• **EXERCISE DIRECTIONS**
Put every line of the items below into a Markdown table with two columns, Number and Line, numbering each row and skipping blank lines. Leave the pictures out.
**********
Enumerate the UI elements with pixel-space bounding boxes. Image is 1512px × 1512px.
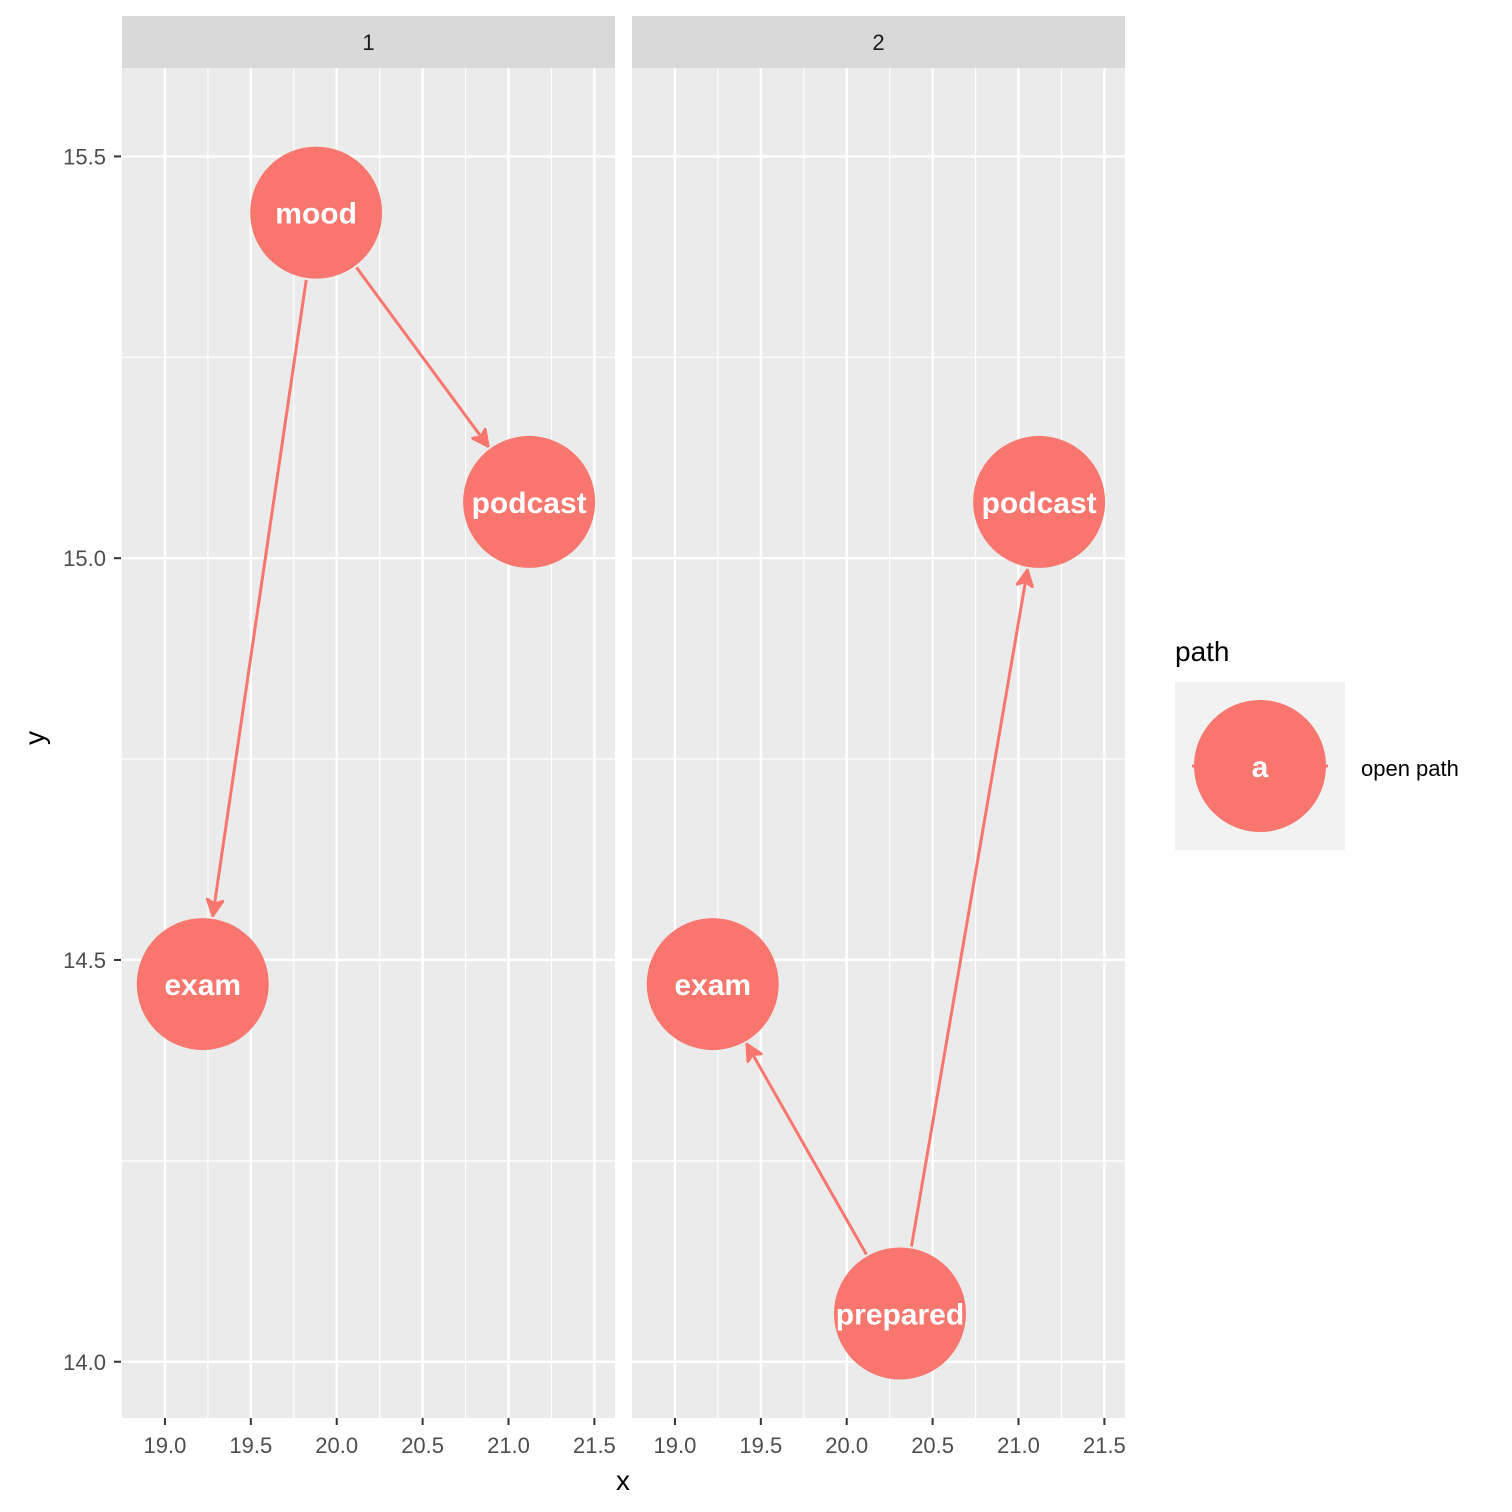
x-tick-label: 19.0	[654, 1433, 697, 1458]
node-exam	[646, 918, 779, 1051]
panel-background	[632, 68, 1125, 1418]
edge-mood-to-exam	[213, 279, 308, 917]
node-label-podcast: podcast	[982, 487, 1097, 520]
edge-prepared-to-exam	[745, 1043, 868, 1256]
node-label-exam: exam	[164, 969, 241, 1002]
y-tick-label: 14.0	[63, 1350, 106, 1375]
node-mood	[250, 146, 383, 279]
x-tick-label: 21.5	[1083, 1433, 1126, 1458]
facet-panel-2: 2 podcast exam prepared	[632, 16, 1125, 1418]
axes: 19.0 19.5 20.0 20.5 21.0 21.5 19.0 19.5 20.0 20.5…	[63, 144, 1126, 1458]
node-label-podcast: podcast	[472, 487, 587, 520]
x-tick-label: 19.5	[739, 1433, 782, 1458]
y-axis-title: y	[19, 731, 50, 745]
facet-strip-label: 1	[362, 30, 374, 55]
node-exam	[136, 918, 269, 1051]
x-tick-label: 20.0	[315, 1433, 358, 1458]
x-tick-label: 19.0	[144, 1433, 187, 1458]
facet-strip-label: 2	[872, 30, 884, 55]
y-tick-label: 14.5	[63, 948, 106, 973]
x-tick-label: 20.5	[911, 1433, 954, 1458]
edge-mood-to-podcast	[355, 266, 491, 447]
legend-title: path	[1175, 636, 1230, 667]
x-tick-label: 21.5	[573, 1433, 616, 1458]
facet-strip	[632, 16, 1125, 68]
panel-background	[122, 68, 615, 1418]
legend-entry-label: open path	[1361, 756, 1459, 781]
facet-panels: 1 mood podcast exam 2 podcast exam prepared	[122, 16, 1125, 1418]
node-label-exam: exam	[674, 969, 751, 1002]
edge-prepared-to-podcast	[909, 569, 1027, 1247]
x-tick-label: 20.5	[401, 1433, 444, 1458]
facet-strip	[122, 16, 615, 68]
y-tick-label: 15.5	[63, 144, 106, 169]
x-axis-title: x	[616, 1465, 630, 1496]
node-label-prepared: prepared	[836, 1299, 964, 1332]
facet-panel-1: 1 mood podcast exam	[122, 16, 615, 1418]
node-podcast	[463, 435, 596, 568]
x-tick-label: 21.0	[487, 1433, 530, 1458]
y-tick-label: 15.0	[63, 546, 106, 571]
legend-key-label: a	[1252, 751, 1269, 784]
x-tick-label: 20.0	[825, 1433, 868, 1458]
legend: path a open path	[1175, 636, 1459, 850]
node-label-mood: mood	[275, 198, 357, 231]
node-podcast	[973, 435, 1106, 568]
x-tick-label: 21.0	[997, 1433, 1040, 1458]
legend-key-circle	[1194, 700, 1326, 832]
node-prepared	[833, 1247, 966, 1380]
x-tick-label: 19.5	[229, 1433, 272, 1458]
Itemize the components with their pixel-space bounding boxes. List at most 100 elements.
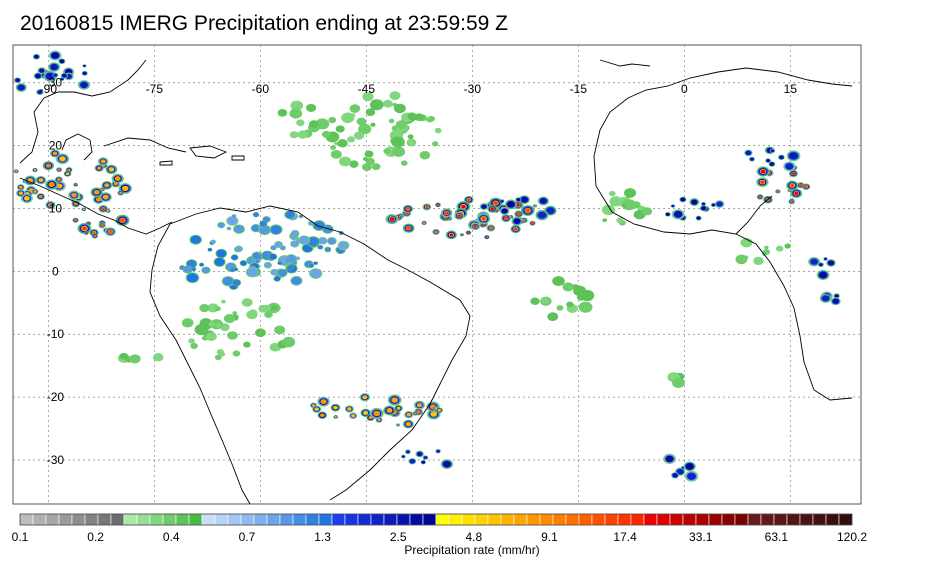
rain-cell [194, 324, 209, 336]
rain-cell [409, 459, 415, 464]
rain-cell [827, 260, 835, 266]
rain-cell [834, 294, 839, 298]
coast-gulf-of-guinea [735, 195, 773, 235]
rain-cell [190, 342, 198, 349]
coast-hispaniola [189, 145, 228, 159]
colorbar-bin [578, 513, 593, 526]
colorbar-bin [799, 513, 814, 526]
rain-cell [832, 298, 840, 304]
colorbar-tick-7: 9.1 [541, 530, 558, 544]
rain-cell [290, 100, 304, 111]
rain-cell [227, 331, 238, 340]
axis-labels: -90 -75 -60 -45 -30 -15 0 15 30 20 10 0 -10 -20 -30 [40, 76, 798, 467]
rain-cell [373, 410, 381, 417]
colorbar-bin [175, 513, 190, 526]
rain-cell [108, 230, 113, 234]
rain-cell [401, 455, 405, 458]
rain-cell [207, 248, 212, 252]
colorbar-bin [539, 513, 554, 526]
rain-cell [601, 204, 616, 216]
rain-cell [716, 201, 723, 207]
rain-cell [205, 332, 217, 341]
rain-cell [370, 122, 376, 127]
rain-cell [506, 201, 515, 208]
rain-cell [264, 262, 272, 268]
rain-cell [280, 245, 286, 250]
colorbar-tick-11: 120.2 [837, 530, 867, 544]
rain-cell [353, 131, 365, 140]
rain-cell [210, 239, 216, 244]
lon-label-0: -90 [40, 82, 58, 96]
rain-cell [513, 218, 521, 225]
rain-cell [547, 312, 559, 322]
rain-cell [680, 197, 686, 202]
rain-cell [406, 138, 417, 147]
colorbar-bin [253, 513, 268, 526]
colorbar-bin [422, 513, 437, 526]
colorbar [19, 513, 853, 526]
rain-cell [215, 323, 222, 328]
rain-cell [775, 245, 784, 252]
rain-cell [804, 185, 808, 188]
rain-cell [351, 414, 356, 418]
rain-cell [85, 232, 88, 235]
rain-cell [186, 260, 197, 268]
rain-cell [769, 162, 775, 166]
rain-cell [485, 236, 488, 238]
rain-cell [327, 237, 337, 245]
rain-cell [362, 157, 368, 161]
rain-cell [101, 207, 105, 211]
rain-cell [33, 190, 37, 193]
rain-cell [18, 191, 24, 196]
rain-cell [259, 225, 270, 235]
rain-cell [701, 206, 707, 211]
rain-cell [253, 212, 259, 217]
rain-cell [363, 410, 369, 415]
colorbar-bin [305, 513, 320, 526]
graticule [13, 45, 861, 504]
rain-cell [100, 224, 104, 227]
rain-cell [208, 321, 215, 327]
rain-cell [436, 449, 440, 453]
rain-cell [790, 183, 795, 188]
rain-cell [514, 227, 518, 231]
rain-cell [362, 92, 374, 102]
colorbar-bin [513, 513, 528, 526]
colorbar-border [19, 513, 853, 526]
rain-cell [57, 168, 61, 171]
rain-cell [108, 167, 115, 172]
colorbar-bin [760, 513, 775, 526]
rain-cell [481, 217, 486, 221]
colorbar-tick-5: 2.5 [390, 530, 407, 544]
colorbar-bin [448, 513, 463, 526]
rain-cell [423, 456, 428, 460]
rain-cell [566, 301, 574, 308]
rain-cell [616, 217, 624, 223]
rain-cell [289, 131, 299, 139]
colorbar-tick-9: 33.1 [689, 530, 713, 544]
colorbar-bin [500, 513, 515, 526]
coast-puerto-rico [231, 155, 245, 161]
rain-cell [232, 311, 237, 315]
rain-cell [232, 214, 236, 218]
rain-cell [274, 325, 286, 335]
rain-cell [489, 226, 493, 230]
rain-cell [338, 241, 349, 250]
rain-cell [760, 180, 765, 184]
colorbar-tick-3: 0.7 [239, 530, 256, 544]
rain-cell [794, 191, 799, 195]
rain-cell [269, 253, 277, 260]
rain-cell [460, 233, 463, 236]
rain-cell [50, 63, 59, 71]
rain-cell [310, 269, 322, 278]
colorbar-tick-10: 63.1 [765, 530, 789, 544]
colorbar-bin [331, 513, 346, 526]
coast-cuba [103, 137, 187, 153]
rain-cell [186, 273, 199, 283]
colorbar-bin [812, 513, 827, 526]
colorbar-bin [526, 513, 541, 526]
lon-label-1: -75 [146, 82, 164, 96]
rain-cell [333, 405, 338, 410]
rain-cell [320, 399, 327, 405]
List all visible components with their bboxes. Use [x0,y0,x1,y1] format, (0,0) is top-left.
**********
• **ANSWER TO THE PROBLEM**
| Number | Line |
|---|---|
| 1 | Enumerate the UI elements with pixel-space bounding boxes. Image is 1512px × 1512px. |
| 2 | x-tick-label: 19.0	[654, 1433, 697, 1458] |
| 3 | node-exam	[646, 918, 779, 1051] |
| 4 | panel-background	[632, 68, 1125, 1418] |
| 5 | edge-mood-to-exam	[213, 279, 308, 917] |
| 6 | node-label-podcast: podcast	[982, 487, 1097, 520] |
| 7 | edge-prepared-to-exam	[745, 1043, 868, 1256] |
| 8 | node-label-exam: exam	[164, 969, 241, 1002] |
| 9 | y-tick-label: 14.0	[63, 1350, 106, 1375] |
| 10 | node-mood	[250, 146, 383, 279] |
| 11 | x-tick-label: 21.5	[1083, 1433, 1126, 1458] |
| 12 | facet-panel-2: 2 podcast exam prepared	[632, 16, 1125, 1418] |
| 13 | axes: 19.0 19.5 20.0 20.5 21.0 21.5 19.0 19.5 20.0 20.5…	[63, 144, 1126, 1458] |
| 14 | node-label-podcast: podcast	[472, 487, 587, 520] |
| 15 | x-tick-label: 19.5	[739, 1433, 782, 1458] |
| 16 | y-axis-title: y	[19, 731, 50, 745] |
| 17 | facet-strip-label: 1	[362, 30, 374, 55] |
| 18 | node-exam	[136, 918, 269, 1051] |
| 19 | x-tick-label: 20.0	[315, 1433, 358, 1458] |
| 20 | x-tick-label: 19.0	[144, 1433, 187, 1458] |
| 21 | facet-strip-label: 2	[872, 30, 884, 55] |
| 22 | y-tick-label: 14.5	[63, 948, 106, 973] |
| 23 | x-tick-label: 20.5	[911, 1433, 954, 1458] |
| 24 | edge-mood-to-podcast	[355, 266, 491, 447] |
| 25 | legend-title: path	[1175, 636, 1230, 667] |
| 26 | x-tick-label: 21.5	[573, 1433, 616, 1458] |
| 27 | facet-strip	[632, 16, 1125, 68] |
| 28 | panel-background	[122, 68, 615, 1418] |
| 29 | legend-entry-label: open path	[1361, 756, 1459, 781] |
| 30 | facet-panels: 1 mood podcast exam 2 podcast exam prepared	[122, 16, 1125, 1418] |
| 31 | node-label-exam: exam	[674, 969, 751, 1002] |
| 32 | edge-prepared-to-podcast	[909, 569, 1027, 1247] |
| 33 | x-tick-label: 20.5	[401, 1433, 444, 1458] |
| 34 | facet-strip	[122, 16, 615, 68] |
| 35 | y-tick-label: 15.5	[63, 144, 106, 169] |
| 36 | x-axis-title: x	[616, 1465, 630, 1496] |
| 37 | node-label-prepared: prepared	[836, 1299, 964, 1332] |
| 38 | facet-panel-1: 1 mood podcast exam	[122, 16, 615, 1418] |
| 39 | node-podcast	[463, 435, 596, 568] |
| 40 | x-tick-label: 21.0	[487, 1433, 530, 1458] |
| 41 | y-tick-label: 15.0	[63, 546, 106, 571] |
| 42 | legend-key-label: a	[1252, 751, 1269, 784] |
| 43 | x-tick-label: 20.0	[825, 1433, 868, 1458] |
| 44 | legend: path a open path	[1175, 636, 1459, 850] |
| 45 | node-label-mood: mood	[275, 198, 357, 231] |
| 46 | node-podcast	[973, 435, 1106, 568] |
| 47 | x-tick-label: 21.0	[997, 1433, 1040, 1458] |
| 48 | legend-key-circle	[1194, 700, 1326, 832] |
| 49 | node-prepared	[833, 1247, 966, 1380] |
| 50 | x-tick-label: 19.5	[229, 1433, 272, 1458] |
| 51 | Itemize the components with their pixel-space bounding boxes. List at most 100 elements. |
| 52 | rain-cell [194, 324, 209, 336] |
| 53 | rain-cell [409, 459, 415, 464] |
| 54 | rain-cell [827, 260, 835, 266] |
| 55 | rain-cell [834, 294, 839, 298] |
| 56 | coast-gulf-of-guinea [735, 195, 773, 235] |
| 57 | rain-cell [190, 342, 198, 349] |
| 58 | coast-hispaniola [189, 145, 228, 159] |
| 59 | colorbar-bin [578, 513, 593, 526] |
| 60 | colorbar-bin [799, 513, 814, 526] |
| 61 | rain-cell [832, 298, 840, 304] |
| 62 | colorbar-tick-7: 9.1 [541, 530, 558, 544] |
| 63 | rain-cell [290, 100, 304, 111] |
| 64 | rain-cell [227, 331, 238, 340] |
| 65 | axis-labels: -90 -75 -60 -45 -30 -15 0 15 30 20 10 0 -10 -20 -30 [40, 76, 798, 467] |
| 66 | rain-cell [373, 410, 381, 417] |
| 67 | colorbar-bin [175, 513, 190, 526] |
| 68 | rain-cell [108, 230, 113, 234] |
| 69 | rain-cell [401, 455, 405, 458] |
| 70 | rain-cell [207, 248, 212, 252] |
| 71 | colorbar-bin [539, 513, 554, 526] |
| 72 | rain-cell [601, 204, 616, 216] |
| 73 | rain-cell [716, 201, 723, 207] |
| 74 | rain-cell [205, 332, 217, 341] |
| 75 | rain-cell [370, 122, 376, 127] |
| 76 | rain-cell [506, 201, 515, 208] |
| 77 | rain-cell [264, 262, 272, 268] |
| 78 | rain-cell [280, 245, 286, 250] |
| 79 | colorbar-tick-11: 120.2 [837, 530, 867, 544] |
| 80 | rain-cell [353, 131, 365, 140] |
| 81 | rain-cell [210, 239, 216, 244] |
| 82 | lon-label-0: -90 [40, 82, 58, 96] |
| 83 | rain-cell [513, 218, 521, 225] |
| 84 | rain-cell [547, 312, 559, 322] |
| 85 | rain-cell [680, 197, 686, 202] |
| 86 | rain-cell [406, 138, 417, 147] |
| 87 | colorbar-bin [253, 513, 268, 526] |
| 88 | colorbar-bin [422, 513, 437, 526] |
| 89 | colorbar [19, 513, 853, 526] |
| 90 | rain-cell [215, 323, 222, 328] |
| 91 | rain-cell [775, 245, 784, 252] |
| 92 | rain-cell [804, 185, 808, 188] |
| 93 | rain-cell [351, 414, 356, 418] |
| 94 | rain-cell [85, 232, 88, 235] |
| 95 | rain-cell [186, 260, 197, 268] |
| 96 | rain-cell [769, 162, 775, 166] |
| 97 | rain-cell [485, 236, 488, 238] |
| 98 | rain-cell [327, 237, 337, 245] |
| 99 | rain-cell [362, 157, 368, 161] |
| 100 | rain-cell [101, 207, 105, 211] |
| 101 | rain-cell [33, 190, 37, 193] |
| 102 | rain-cell [18, 191, 24, 196] |
| 103 | rain-cell [259, 225, 270, 235] |
| 104 | rain-cell [701, 206, 707, 211] |
| 105 | rain-cell [253, 212, 259, 217] |
| 106 | rain-cell [363, 410, 369, 415] |
| 107 | colorbar-bin [305, 513, 320, 526] |
| 108 | graticule [13, 45, 861, 504] |
| 109 | rain-cell [100, 224, 104, 227] |
| 110 | rain-cell [208, 321, 215, 327] |
| 111 | rain-cell [436, 449, 440, 453] |
| 112 | rain-cell [790, 183, 795, 188] |
| 113 | rain-cell [514, 227, 518, 231] |
| 114 | rain-cell [362, 92, 374, 102] |
| 115 | colorbar-bin [513, 513, 528, 526] |
| 116 | colorbar-border [19, 513, 853, 526] |
| 117 | rain-cell [57, 168, 61, 171] |
| 118 | rain-cell [108, 167, 115, 172] |
| 119 | colorbar-bin [760, 513, 775, 526] |
| 120 | rain-cell [481, 217, 486, 221] |
| 121 | colorbar-tick-5: 2.5 [390, 530, 407, 544] |
| 122 | colorbar-bin [448, 513, 463, 526] |
| 123 | rain-cell [423, 456, 428, 460] |
| 124 | rain-cell [566, 301, 574, 308] |
| 125 | rain-cell [616, 217, 624, 223] |
| 126 | rain-cell [289, 131, 299, 139] |
| 127 | colorbar-tick-9: 33.1 [689, 530, 713, 544] |
| 128 | colorbar-bin [500, 513, 515, 526] |
| 129 | coast-puerto-rico [231, 155, 245, 161] |
| 130 | rain-cell [232, 311, 237, 315] |
| 131 | rain-cell [232, 214, 236, 218] |
| 132 | rain-cell [274, 325, 286, 335] |
| 133 | rain-cell [489, 226, 493, 230] |
| 134 | rain-cell [338, 241, 349, 250] |
| 135 | rain-cell [760, 180, 765, 184] |
| 136 | colorbar-tick-3: 0.7 [239, 530, 256, 544] |
| 137 | rain-cell [794, 191, 799, 195] |
| 138 | rain-cell [269, 253, 277, 260] |
| 139 | rain-cell [460, 233, 463, 236] |
| 140 | rain-cell [50, 63, 59, 71] |
| 141 | rain-cell [310, 269, 322, 278] |
| 142 | colorbar-tick-10: 63.1 [765, 530, 789, 544] |
| 143 | colorbar-bin [331, 513, 346, 526] |
| 144 | coast-cuba [103, 137, 187, 153] |
| 145 | rain-cell [186, 273, 199, 283] |
| 146 | colorbar-bin [812, 513, 827, 526] |
| 147 | colorbar-bin [526, 513, 541, 526] |
| 148 | lon-label-1: -75 [146, 82, 164, 96] |
| 149 | rain-cell [333, 405, 338, 410] |
| 150 | rain-cell [320, 399, 327, 405] |
| 151 | List all visible components with their bboxes. Use [x0,y0,x1,y1] format, (0,0) is top-left. |